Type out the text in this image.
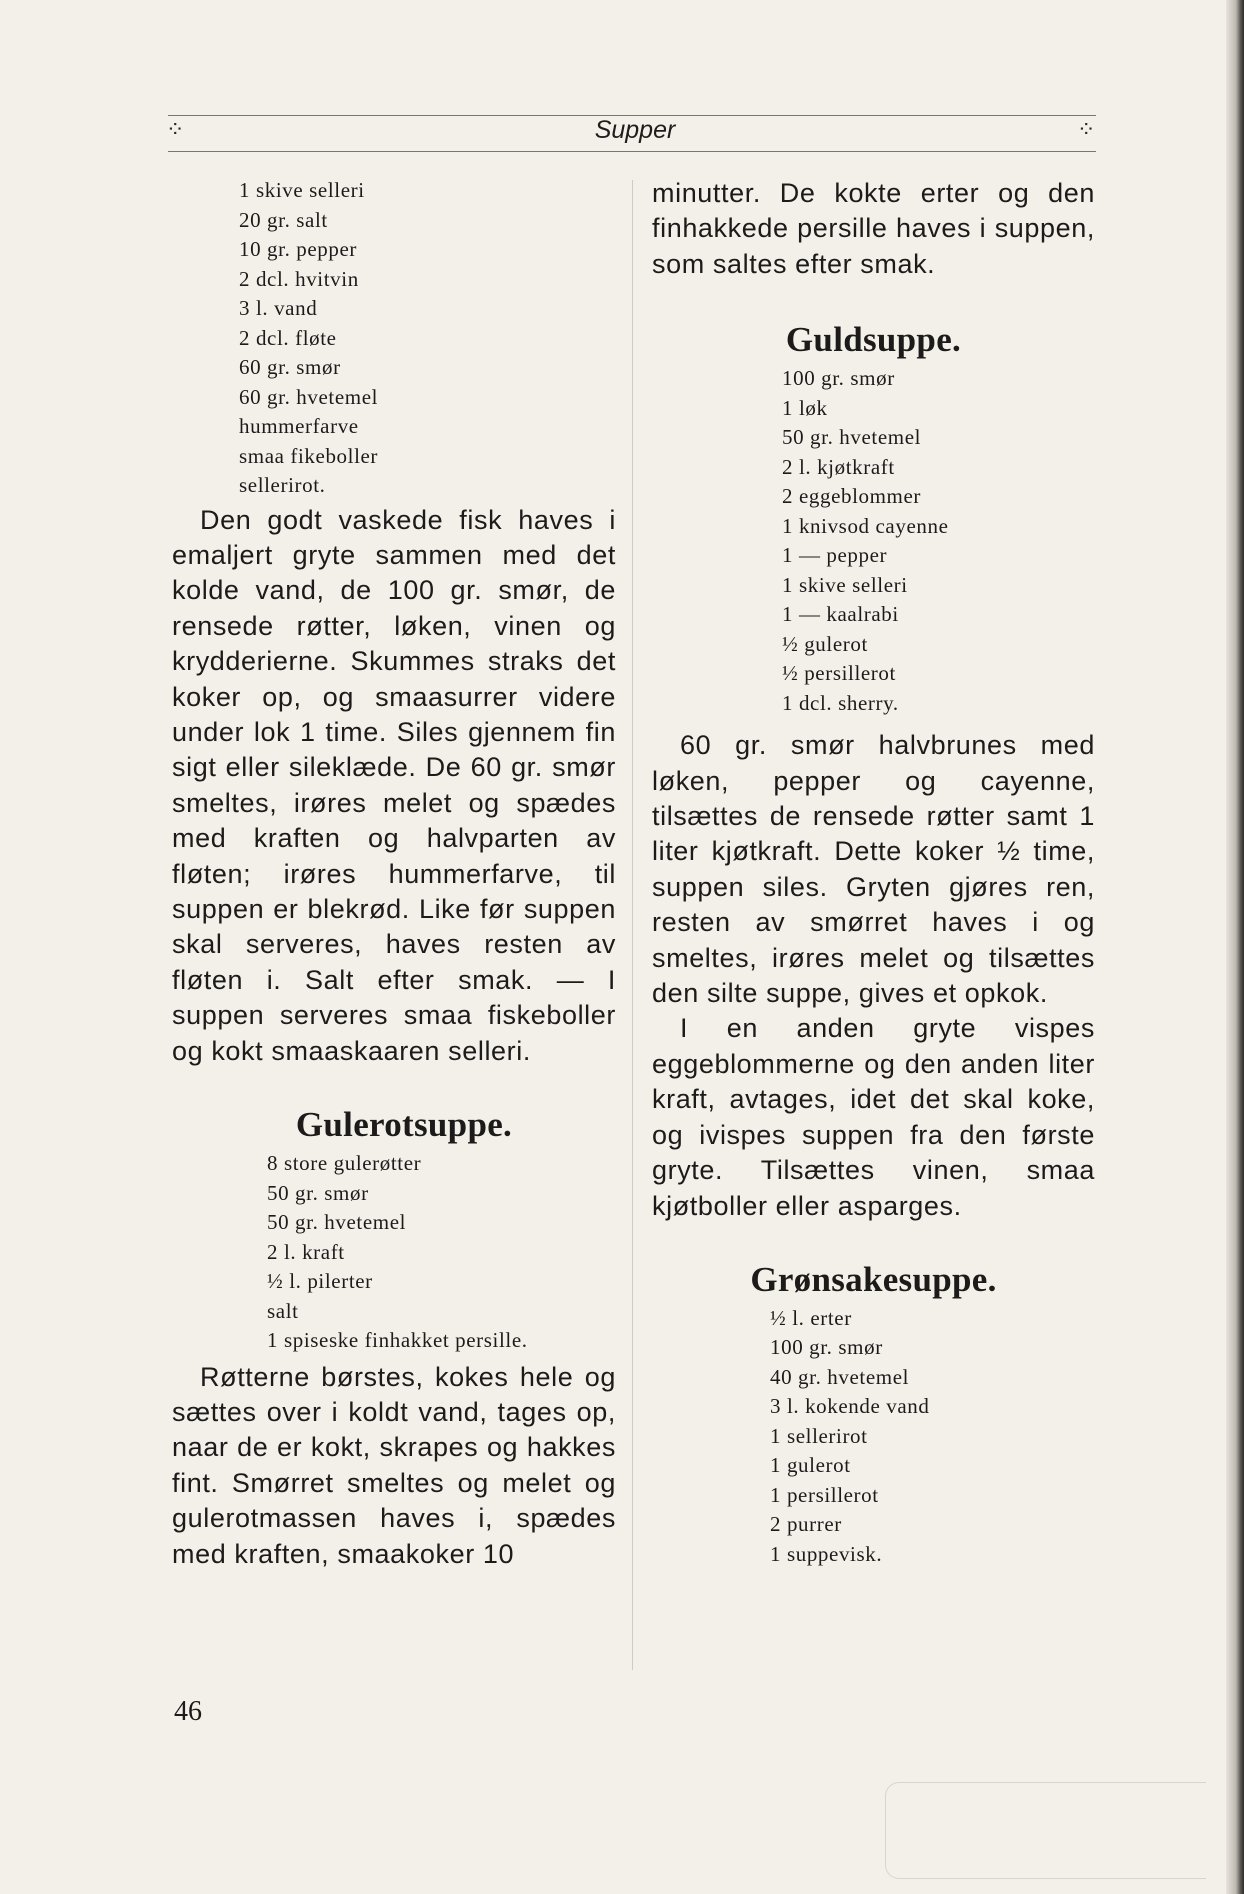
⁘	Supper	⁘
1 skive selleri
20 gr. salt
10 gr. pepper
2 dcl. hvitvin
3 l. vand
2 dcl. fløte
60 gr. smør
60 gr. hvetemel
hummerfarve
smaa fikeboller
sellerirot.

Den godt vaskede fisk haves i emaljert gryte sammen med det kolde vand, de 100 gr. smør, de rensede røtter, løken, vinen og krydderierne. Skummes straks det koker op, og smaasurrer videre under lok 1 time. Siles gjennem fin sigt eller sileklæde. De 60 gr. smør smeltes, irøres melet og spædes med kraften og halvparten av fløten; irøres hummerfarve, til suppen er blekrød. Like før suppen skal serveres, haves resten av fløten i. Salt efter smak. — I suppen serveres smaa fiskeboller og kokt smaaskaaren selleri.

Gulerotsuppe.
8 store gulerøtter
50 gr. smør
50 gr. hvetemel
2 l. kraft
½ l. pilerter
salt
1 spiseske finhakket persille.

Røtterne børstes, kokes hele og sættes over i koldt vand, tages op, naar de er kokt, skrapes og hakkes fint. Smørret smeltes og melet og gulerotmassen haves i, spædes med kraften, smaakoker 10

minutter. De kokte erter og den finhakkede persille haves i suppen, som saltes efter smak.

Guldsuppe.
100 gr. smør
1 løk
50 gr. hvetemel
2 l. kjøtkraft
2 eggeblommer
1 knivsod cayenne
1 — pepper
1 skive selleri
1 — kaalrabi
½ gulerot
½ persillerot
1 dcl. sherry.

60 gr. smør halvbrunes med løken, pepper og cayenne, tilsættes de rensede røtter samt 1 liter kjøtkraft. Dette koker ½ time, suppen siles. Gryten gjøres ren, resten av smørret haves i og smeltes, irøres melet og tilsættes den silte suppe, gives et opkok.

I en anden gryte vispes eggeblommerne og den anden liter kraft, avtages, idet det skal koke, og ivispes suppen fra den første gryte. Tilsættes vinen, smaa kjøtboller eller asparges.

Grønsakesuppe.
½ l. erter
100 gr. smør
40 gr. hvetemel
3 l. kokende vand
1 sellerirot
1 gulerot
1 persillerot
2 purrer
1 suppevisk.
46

^^^^

Omit every picture while copying the listing above exactly.

Written response
Type out the text in this image.
⁘	Supper	⁘
1 skive selleri
20 gr. salt
10 gr. pepper
2 dcl. hvitvin
3 l. vand
2 dcl. fløte
60 gr. smør
60 gr. hvetemel
hummerfarve
smaa fikeboller
sellerirot.

Den godt vaskede fisk haves i emaljert gryte sammen med det kolde vand, de 100 gr. smør, de rensede røtter, løken, vinen og krydderierne. Skummes straks det koker op, og smaasurrer videre under lok 1 time. Siles gjennem fin sigt eller sileklæde. De 60 gr. smør smeltes, irøres melet og spædes med kraften og halvparten av fløten; irøres hummerfarve, til suppen er blekrød. Like før suppen skal serveres, haves resten av fløten i. Salt efter smak. — I suppen serveres smaa fiskeboller og kokt smaaskaaren selleri.

Gulerotsuppe.
8 store gulerøtter
50 gr. smør
50 gr. hvetemel
2 l. kraft
½ l. pilerter
salt
1 spiseske finhakket persille.

Røtterne børstes, kokes hele og sættes over i koldt vand, tages op, naar de er kokt, skrapes og hakkes fint. Smørret smeltes og melet og gulerotmassen haves i, spædes med kraften, smaakoker 10

minutter. De kokte erter og den finhakkede persille haves i suppen, som saltes efter smak.

Guldsuppe.
100 gr. smør
1 løk
50 gr. hvetemel
2 l. kjøtkraft
2 eggeblommer
1 knivsod cayenne
1 — pepper
1 skive selleri
1 — kaalrabi
½ gulerot
½ persillerot
1 dcl. sherry.

60 gr. smør halvbrunes med løken, pepper og cayenne, tilsættes de rensede røtter samt 1 liter kjøtkraft. Dette koker ½ time, suppen siles. Gryten gjøres ren, resten av smørret haves i og smeltes, irøres melet og tilsættes den silte suppe, gives et opkok.

I en anden gryte vispes eggeblommerne og den anden liter kraft, avtages, idet det skal koke, og ivispes suppen fra den første gryte. Tilsættes vinen, smaa kjøtboller eller asparges.

Grønsakesuppe.
½ l. erter
100 gr. smør
40 gr. hvetemel
3 l. kokende vand
1 sellerirot
1 gulerot
1 persillerot
2 purrer
1 suppevisk.
46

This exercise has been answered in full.